> TASK OBJECTIVE: Set every line down exactly, from the one that has "Parse this screenshot: output" through the final one, and keep the pictures out.

── MATERIAL FOR THIS TASK

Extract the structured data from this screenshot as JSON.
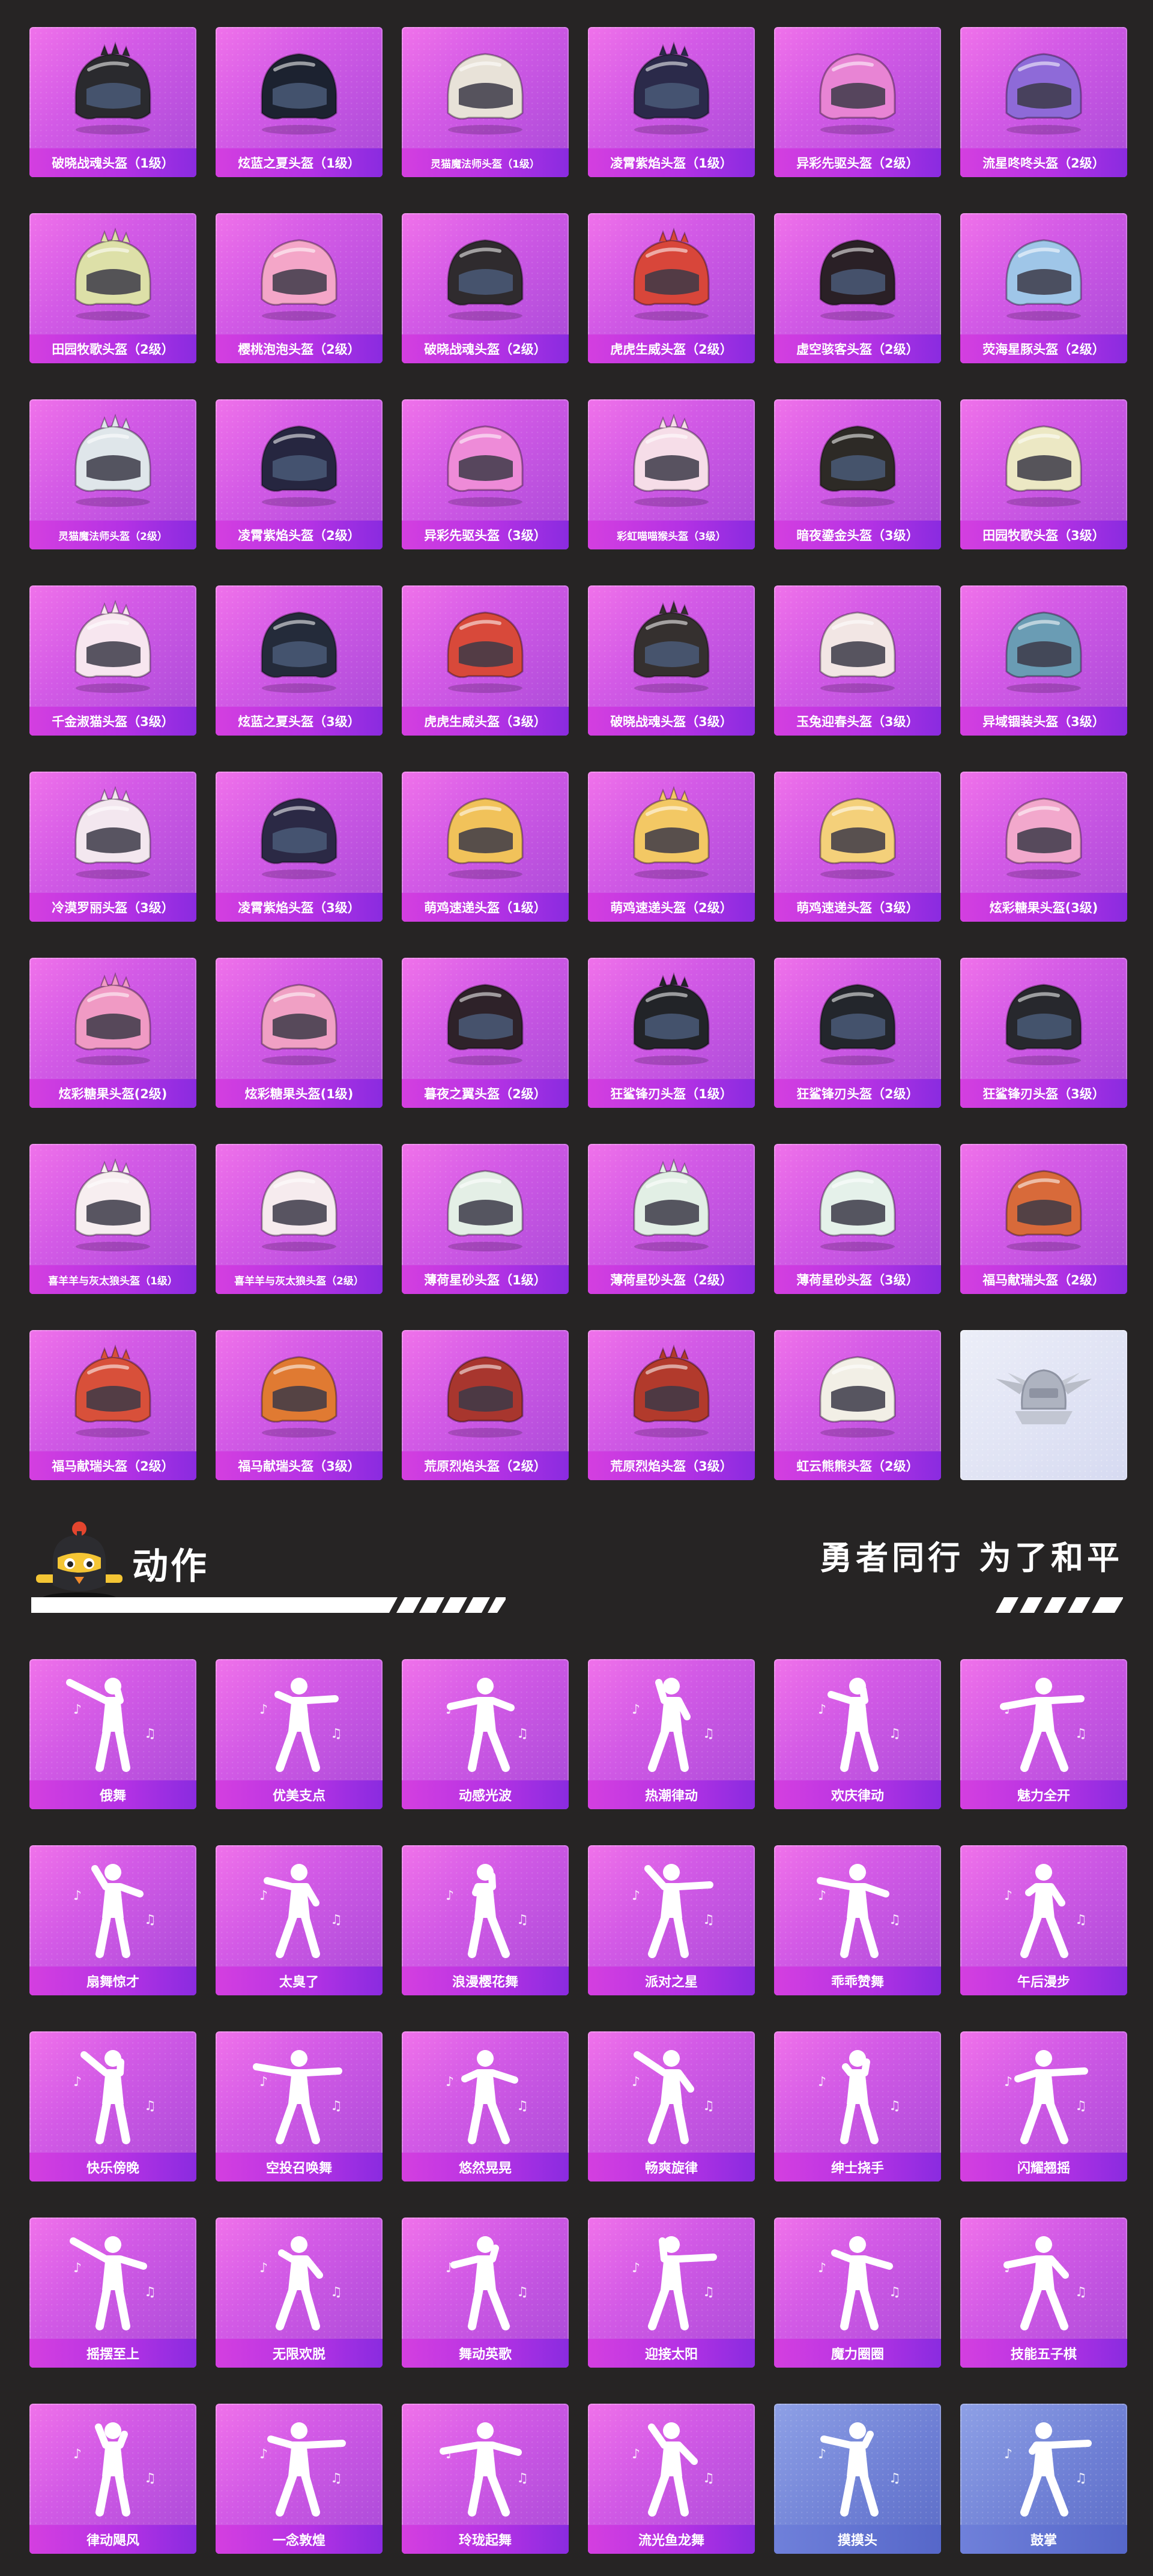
{
  "helmets": [
    {
      "label": "破晓战魂头盔（1级）",
      "color": "#2a2a2e"
    },
    {
      "label": "炫蓝之夏头盔（1级）",
      "color": "#1c2230"
    },
    {
      "label": "灵猫魔法师头盔（1级）",
      "color": "#e8e2d8"
    },
    {
      "label": "凌霄紫焰头盔（1级）",
      "color": "#2b2a4a"
    },
    {
      "label": "异彩先驱头盔（2级）",
      "color": "#e884d4"
    },
    {
      "label": "流星咚咚头盔（2级）",
      "color": "#8e6ad8"
    },
    {
      "label": "田园牧歌头盔（2级）",
      "color": "#dde0a8"
    },
    {
      "label": "樱桃泡泡头盔（2级）",
      "color": "#f4a6c8"
    },
    {
      "label": "破晓战魂头盔（2级）",
      "color": "#2f2b2e"
    },
    {
      "label": "虎虎生威头盔（2级）",
      "color": "#d8463a"
    },
    {
      "label": "虚空骇客头盔（2级）",
      "color": "#2a2026"
    },
    {
      "label": "荧海星豚头盔（2级）",
      "color": "#9fc6e8"
    },
    {
      "label": "灵猫魔法师头盔（2级）",
      "color": "#dfe6ea"
    },
    {
      "label": "凌霄紫焰头盔（2级）",
      "color": "#262640"
    },
    {
      "label": "异彩先驱头盔（3级）",
      "color": "#ee8bd8"
    },
    {
      "label": "彩虹喵喵猴头盔（3级）",
      "color": "#f6dde8"
    },
    {
      "label": "暗夜鎏金头盔（3级）",
      "color": "#2d2a26"
    },
    {
      "label": "田园牧歌头盔（3级）",
      "color": "#ece8c4"
    },
    {
      "label": "千金淑猫头盔（3级）",
      "color": "#f7e6ef"
    },
    {
      "label": "炫蓝之夏头盔（3级）",
      "color": "#242b3a"
    },
    {
      "label": "虎虎生威头盔（3级）",
      "color": "#d8493a"
    },
    {
      "label": "破晓战魂头盔（3级）",
      "color": "#35302f"
    },
    {
      "label": "玉兔迎春头盔（3级）",
      "color": "#f2e6e4"
    },
    {
      "label": "异域锢装头盔（3级）",
      "color": "#6a9cb4"
    },
    {
      "label": "冷漠罗丽头盔（3级）",
      "color": "#f3e7ef"
    },
    {
      "label": "凌霄紫焰头盔（3级）",
      "color": "#2b2945"
    },
    {
      "label": "萌鸡速递头盔（1级）",
      "color": "#f1c25a"
    },
    {
      "label": "萌鸡速递头盔（2级）",
      "color": "#f3c864"
    },
    {
      "label": "萌鸡速递头盔（3级）",
      "color": "#f4d07a"
    },
    {
      "label": "炫彩糖果头盔(3级)",
      "color": "#f2a8cc"
    },
    {
      "label": "炫彩糖果头盔(2级)",
      "color": "#f09ac4"
    },
    {
      "label": "炫彩糖果头盔(1级)",
      "color": "#f0a0c4"
    },
    {
      "label": "暮夜之翼头盔（2级）",
      "color": "#2e2229"
    },
    {
      "label": "狂鲨锋刃头盔（1级）",
      "color": "#222428"
    },
    {
      "label": "狂鲨锋刃头盔（2级）",
      "color": "#23262c"
    },
    {
      "label": "狂鲨锋刃头盔（3级）",
      "color": "#27282d"
    },
    {
      "label": "喜羊羊与灰太狼头盔（1级）",
      "color": "#f7eef0"
    },
    {
      "label": "喜羊羊与灰太狼头盔（2级）",
      "color": "#f6ebee"
    },
    {
      "label": "薄荷星砂头盔（1级）",
      "color": "#e4efe6"
    },
    {
      "label": "薄荷星砂头盔（2级）",
      "color": "#e2efe5"
    },
    {
      "label": "薄荷星砂头盔（3级）",
      "color": "#e5f1ea"
    },
    {
      "label": "福马献瑞头盔（2级）",
      "color": "#d86a3a"
    },
    {
      "label": "福马献瑞头盔（2级）",
      "color": "#d8503a"
    },
    {
      "label": "福马献瑞头盔（3级）",
      "color": "#e07a32"
    },
    {
      "label": "荒原烈焰头盔（2级）",
      "color": "#a8362e"
    },
    {
      "label": "荒原烈焰头盔（3级）",
      "color": "#b23a2c"
    },
    {
      "label": "虹云熊熊头盔（2级）",
      "color": "#f2efe6"
    },
    {
      "label": "",
      "color": "#c8ccd8"
    }
  ],
  "emote_section": {
    "title": "动作",
    "slogan": "勇者同行 为了和平"
  },
  "emotes": [
    {
      "label": "俄舞"
    },
    {
      "label": "优美支点"
    },
    {
      "label": "动感光波"
    },
    {
      "label": "热潮律动"
    },
    {
      "label": "欢庆律动"
    },
    {
      "label": "魅力全开"
    },
    {
      "label": "扇舞惊才"
    },
    {
      "label": "太臭了"
    },
    {
      "label": "浪漫樱花舞"
    },
    {
      "label": "派对之星"
    },
    {
      "label": "乖乖赞舞"
    },
    {
      "label": "午后漫步"
    },
    {
      "label": "快乐傍晚"
    },
    {
      "label": "空投召唤舞"
    },
    {
      "label": "悠然晃晃"
    },
    {
      "label": "畅爽旋律"
    },
    {
      "label": "绅士挠手"
    },
    {
      "label": "闪耀翘摇"
    },
    {
      "label": "摇摆至上"
    },
    {
      "label": "无限欢脱"
    },
    {
      "label": "舞动英歌"
    },
    {
      "label": "迎接太阳"
    },
    {
      "label": "魔力圈圈"
    },
    {
      "label": "技能五子棋"
    },
    {
      "label": "律动飓风"
    },
    {
      "label": "一念敦煌"
    },
    {
      "label": "玲珑起舞"
    },
    {
      "label": "流光鱼龙舞"
    },
    {
      "label": "摸摸头",
      "variant": "blue"
    },
    {
      "label": "鼓掌",
      "variant": "blue"
    }
  ]
}
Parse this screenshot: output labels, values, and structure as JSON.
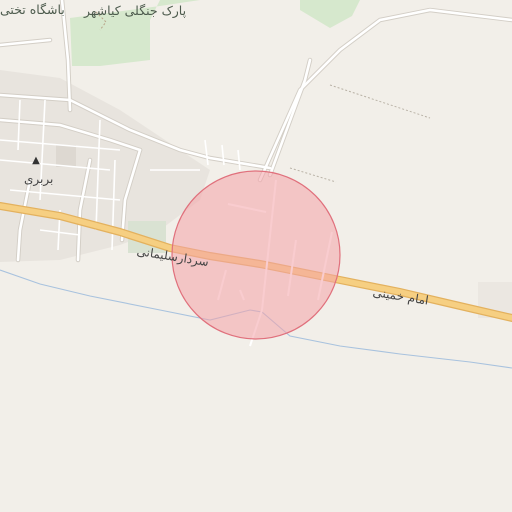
{
  "map": {
    "labels": {
      "park": "پارک جنگلی کیاشهر",
      "club": "باشگاه تختی",
      "town": "بربری",
      "road_west": "سردارسلیمانی",
      "road_east": "امام خمینی"
    },
    "icons": {
      "town_marker": "place-of-worship-icon"
    },
    "colors": {
      "land": "#f2efe9",
      "park": "#cfe6c4",
      "main_road": "#f6cf82",
      "main_road_casing": "#e3b15e",
      "minor_road": "#ffffff",
      "minor_road_casing": "#d8d3cb",
      "water": "#9ab8d8",
      "built_area": "#e4e0da",
      "radius_fill": "#f4a2a8",
      "radius_stroke": "#e0707c"
    }
  }
}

────

> FINAL RESULT:
Parse this screenshot: output labels, values, and structure as JSON.
{
  "map": {
    "labels": {
      "park": "پارک جنگلی کیاشهر",
      "club": "باشگاه تختی",
      "town": "بربری",
      "road_west": "سردارسلیمانی",
      "road_east": "امام خمینی"
    },
    "icons": {
      "town_marker": "place-of-worship-icon"
    },
    "colors": {
      "land": "#f2efe9",
      "park": "#cfe6c4",
      "main_road": "#f6cf82",
      "main_road_casing": "#e3b15e",
      "minor_road": "#ffffff",
      "minor_road_casing": "#d8d3cb",
      "water": "#9ab8d8",
      "built_area": "#e4e0da",
      "radius_fill": "#f4a2a8",
      "radius_stroke": "#e0707c"
    }
  }
}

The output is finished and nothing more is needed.